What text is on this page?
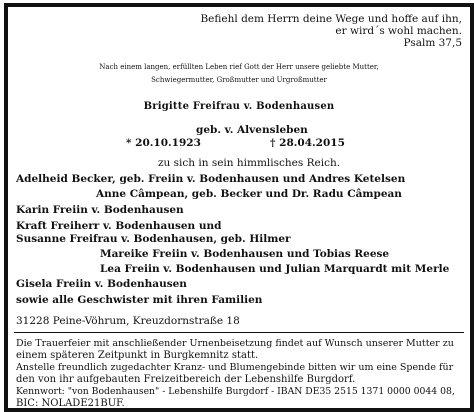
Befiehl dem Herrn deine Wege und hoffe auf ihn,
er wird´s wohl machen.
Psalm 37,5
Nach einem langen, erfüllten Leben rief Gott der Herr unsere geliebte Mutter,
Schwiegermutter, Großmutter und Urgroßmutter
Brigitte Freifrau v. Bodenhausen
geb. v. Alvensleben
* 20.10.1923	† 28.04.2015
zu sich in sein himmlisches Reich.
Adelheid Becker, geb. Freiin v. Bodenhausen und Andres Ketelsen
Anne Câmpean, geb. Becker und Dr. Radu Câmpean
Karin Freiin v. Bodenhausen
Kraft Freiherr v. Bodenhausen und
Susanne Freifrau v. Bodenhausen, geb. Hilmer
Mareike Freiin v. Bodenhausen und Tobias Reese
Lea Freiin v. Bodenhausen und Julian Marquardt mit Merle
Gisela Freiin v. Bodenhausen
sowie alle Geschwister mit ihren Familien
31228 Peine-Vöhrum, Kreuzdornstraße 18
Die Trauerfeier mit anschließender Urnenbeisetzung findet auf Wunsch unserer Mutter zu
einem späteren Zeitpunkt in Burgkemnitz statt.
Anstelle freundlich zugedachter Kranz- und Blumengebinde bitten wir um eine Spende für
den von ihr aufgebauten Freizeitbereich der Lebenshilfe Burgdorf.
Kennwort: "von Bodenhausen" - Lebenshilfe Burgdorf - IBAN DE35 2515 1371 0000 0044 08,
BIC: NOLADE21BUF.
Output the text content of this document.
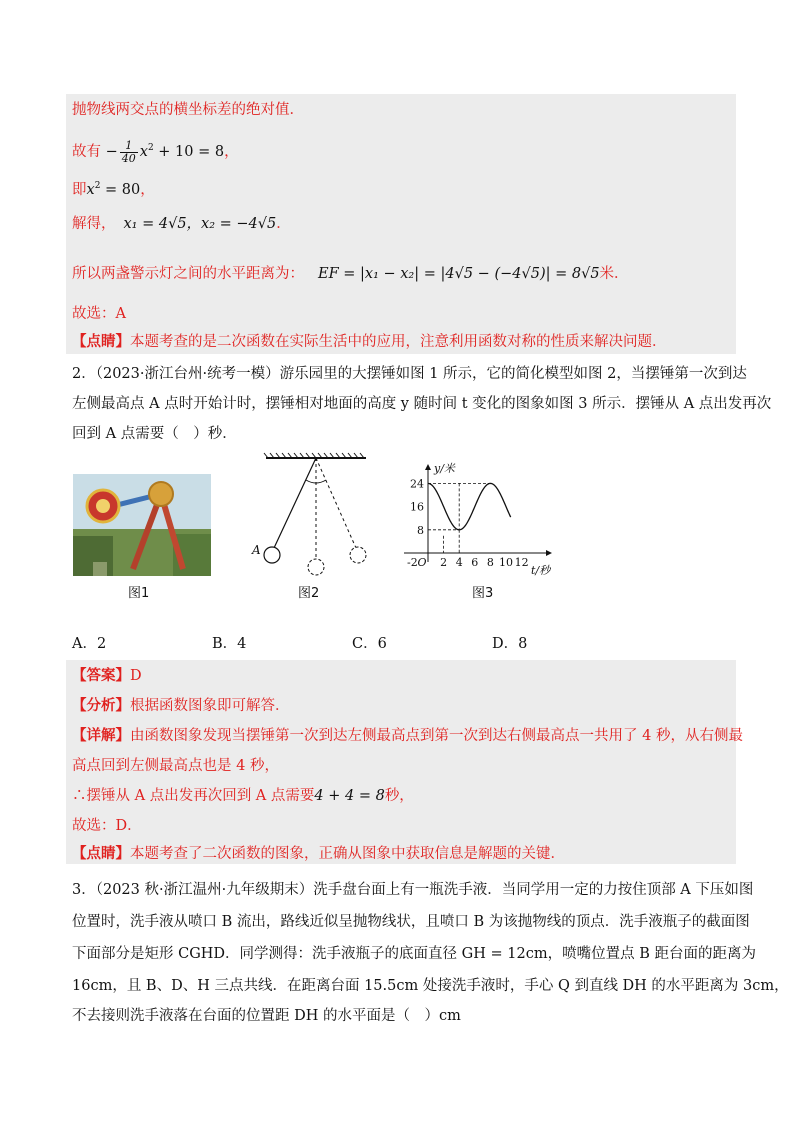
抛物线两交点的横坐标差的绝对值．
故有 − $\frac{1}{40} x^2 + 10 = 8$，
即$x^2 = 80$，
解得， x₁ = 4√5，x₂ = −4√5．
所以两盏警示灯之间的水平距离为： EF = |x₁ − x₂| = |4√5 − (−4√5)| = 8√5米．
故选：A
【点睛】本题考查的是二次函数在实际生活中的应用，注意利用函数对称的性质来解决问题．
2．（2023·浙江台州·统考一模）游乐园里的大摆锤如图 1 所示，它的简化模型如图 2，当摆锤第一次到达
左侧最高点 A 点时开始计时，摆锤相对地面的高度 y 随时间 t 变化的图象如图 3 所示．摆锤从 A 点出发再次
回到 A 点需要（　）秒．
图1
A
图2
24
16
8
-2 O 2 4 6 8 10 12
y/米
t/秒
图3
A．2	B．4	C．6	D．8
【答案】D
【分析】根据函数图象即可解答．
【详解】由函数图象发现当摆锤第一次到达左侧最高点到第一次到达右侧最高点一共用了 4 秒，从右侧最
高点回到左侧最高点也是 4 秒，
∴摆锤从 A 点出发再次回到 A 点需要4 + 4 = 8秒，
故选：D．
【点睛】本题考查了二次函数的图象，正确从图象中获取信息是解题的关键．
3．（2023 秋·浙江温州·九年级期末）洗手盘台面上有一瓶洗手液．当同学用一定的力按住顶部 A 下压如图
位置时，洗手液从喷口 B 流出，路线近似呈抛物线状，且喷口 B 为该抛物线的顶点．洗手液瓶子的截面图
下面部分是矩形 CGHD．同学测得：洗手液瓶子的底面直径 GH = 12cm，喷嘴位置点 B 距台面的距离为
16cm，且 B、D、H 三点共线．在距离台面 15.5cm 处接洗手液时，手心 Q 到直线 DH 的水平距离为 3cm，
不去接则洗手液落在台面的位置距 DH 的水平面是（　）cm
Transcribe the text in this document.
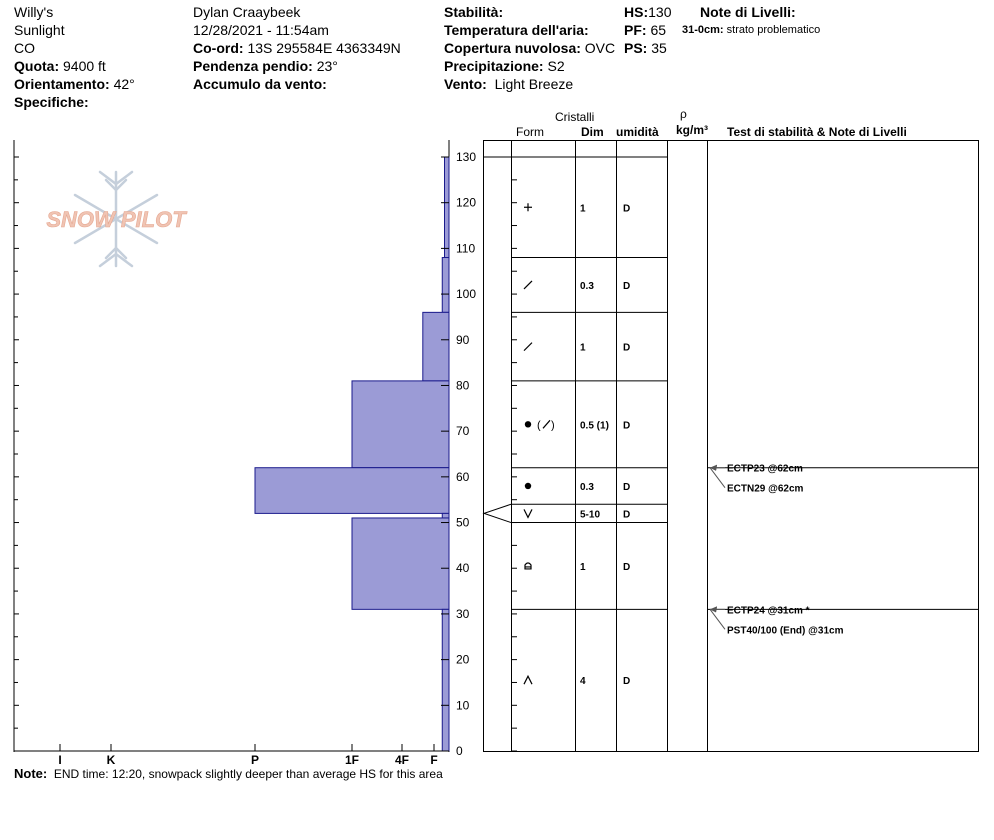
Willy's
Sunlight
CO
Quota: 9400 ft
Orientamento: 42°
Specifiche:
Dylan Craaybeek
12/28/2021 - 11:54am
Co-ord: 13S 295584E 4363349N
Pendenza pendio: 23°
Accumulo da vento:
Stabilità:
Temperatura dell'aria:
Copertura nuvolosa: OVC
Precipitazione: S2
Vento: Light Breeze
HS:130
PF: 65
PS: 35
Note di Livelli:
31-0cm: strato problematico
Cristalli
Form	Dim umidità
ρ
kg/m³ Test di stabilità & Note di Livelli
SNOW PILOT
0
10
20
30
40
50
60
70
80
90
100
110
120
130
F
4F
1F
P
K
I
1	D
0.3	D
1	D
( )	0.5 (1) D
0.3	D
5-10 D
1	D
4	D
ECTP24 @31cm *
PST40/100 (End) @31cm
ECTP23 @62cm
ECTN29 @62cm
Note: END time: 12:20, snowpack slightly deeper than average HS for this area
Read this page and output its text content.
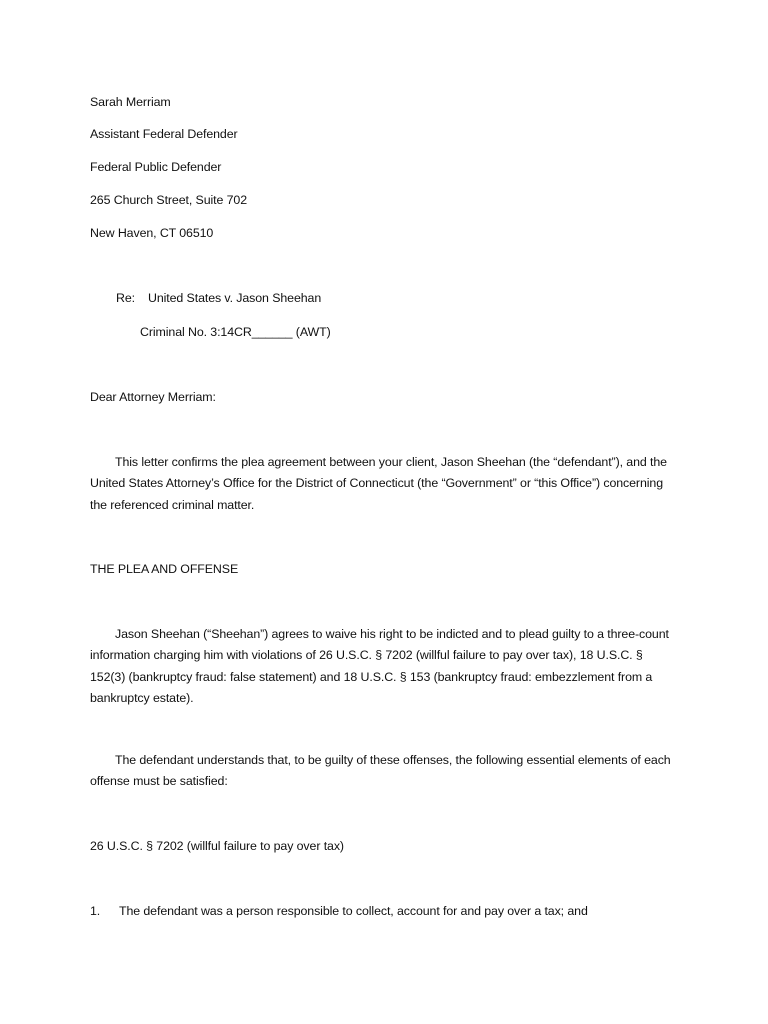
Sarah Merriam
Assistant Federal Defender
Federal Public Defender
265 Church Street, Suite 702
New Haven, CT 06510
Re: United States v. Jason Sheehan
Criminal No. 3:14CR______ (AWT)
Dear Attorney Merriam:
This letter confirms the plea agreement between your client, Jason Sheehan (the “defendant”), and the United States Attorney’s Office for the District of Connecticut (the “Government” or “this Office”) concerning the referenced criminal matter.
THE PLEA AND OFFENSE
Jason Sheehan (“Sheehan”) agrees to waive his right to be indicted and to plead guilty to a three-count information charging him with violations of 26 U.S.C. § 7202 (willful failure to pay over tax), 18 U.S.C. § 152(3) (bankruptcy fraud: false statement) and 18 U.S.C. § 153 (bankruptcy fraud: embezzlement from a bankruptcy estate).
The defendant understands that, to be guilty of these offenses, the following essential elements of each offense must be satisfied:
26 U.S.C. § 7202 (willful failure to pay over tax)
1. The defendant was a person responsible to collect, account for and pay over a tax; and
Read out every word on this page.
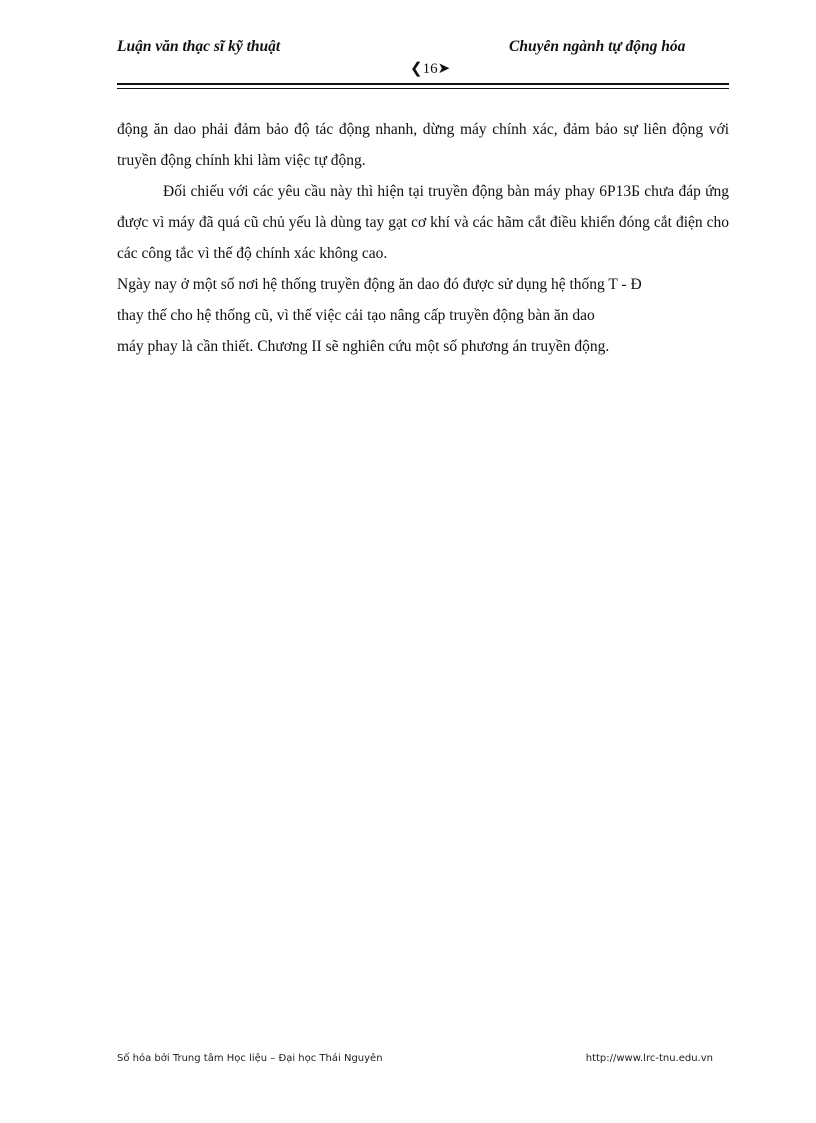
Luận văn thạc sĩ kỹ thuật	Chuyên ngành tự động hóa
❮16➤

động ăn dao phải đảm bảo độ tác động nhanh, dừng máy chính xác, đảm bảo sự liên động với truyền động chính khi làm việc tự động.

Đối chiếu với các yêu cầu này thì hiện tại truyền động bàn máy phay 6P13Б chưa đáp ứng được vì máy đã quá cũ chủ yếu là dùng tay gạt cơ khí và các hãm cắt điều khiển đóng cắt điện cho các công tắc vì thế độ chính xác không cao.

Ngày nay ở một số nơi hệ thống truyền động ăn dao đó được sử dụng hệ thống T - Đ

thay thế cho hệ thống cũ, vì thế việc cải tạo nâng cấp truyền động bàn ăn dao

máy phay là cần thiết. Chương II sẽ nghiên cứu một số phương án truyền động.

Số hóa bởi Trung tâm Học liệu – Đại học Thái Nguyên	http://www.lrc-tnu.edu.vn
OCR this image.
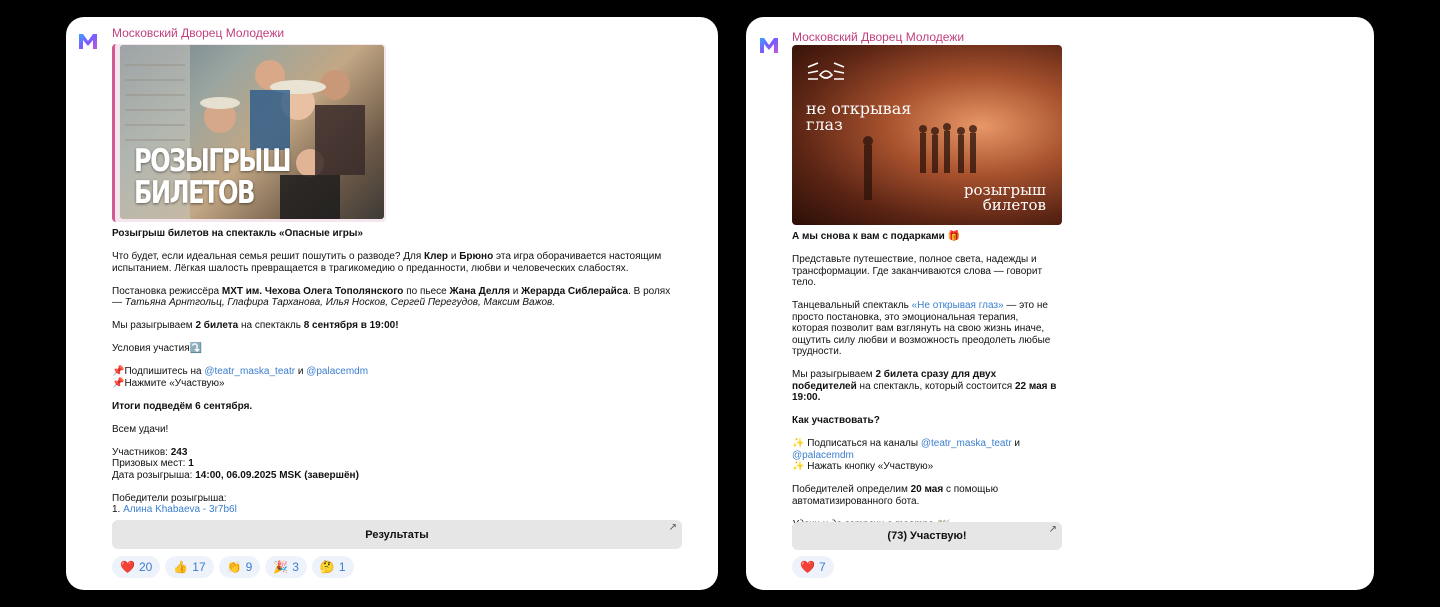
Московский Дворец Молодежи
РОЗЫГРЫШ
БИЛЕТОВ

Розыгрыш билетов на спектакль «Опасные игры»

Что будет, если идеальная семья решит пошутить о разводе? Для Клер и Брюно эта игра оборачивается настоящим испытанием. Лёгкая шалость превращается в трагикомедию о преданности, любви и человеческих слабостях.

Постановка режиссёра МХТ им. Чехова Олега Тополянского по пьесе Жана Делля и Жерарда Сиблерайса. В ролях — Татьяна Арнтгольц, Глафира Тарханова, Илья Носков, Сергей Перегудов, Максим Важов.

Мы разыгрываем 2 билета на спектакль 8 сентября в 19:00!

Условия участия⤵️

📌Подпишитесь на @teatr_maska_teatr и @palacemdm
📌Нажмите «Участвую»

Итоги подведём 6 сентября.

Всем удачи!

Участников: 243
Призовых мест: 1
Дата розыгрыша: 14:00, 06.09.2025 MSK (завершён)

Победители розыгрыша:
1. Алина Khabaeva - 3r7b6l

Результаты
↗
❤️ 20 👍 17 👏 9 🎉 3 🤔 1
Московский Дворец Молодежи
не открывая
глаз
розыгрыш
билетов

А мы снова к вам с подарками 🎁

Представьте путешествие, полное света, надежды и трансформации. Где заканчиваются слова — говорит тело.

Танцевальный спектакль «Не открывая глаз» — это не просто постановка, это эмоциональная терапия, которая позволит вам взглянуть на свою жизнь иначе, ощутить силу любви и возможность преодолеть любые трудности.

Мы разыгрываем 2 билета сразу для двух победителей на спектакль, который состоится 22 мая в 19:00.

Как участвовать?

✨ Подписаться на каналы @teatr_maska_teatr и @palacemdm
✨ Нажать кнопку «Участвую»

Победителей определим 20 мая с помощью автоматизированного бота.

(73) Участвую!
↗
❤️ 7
----------------------------------------
• GIVEN EXERCISE: State how many lines above include the word "Becker", and nothing more.

• WRITTEN RESPONSE: 2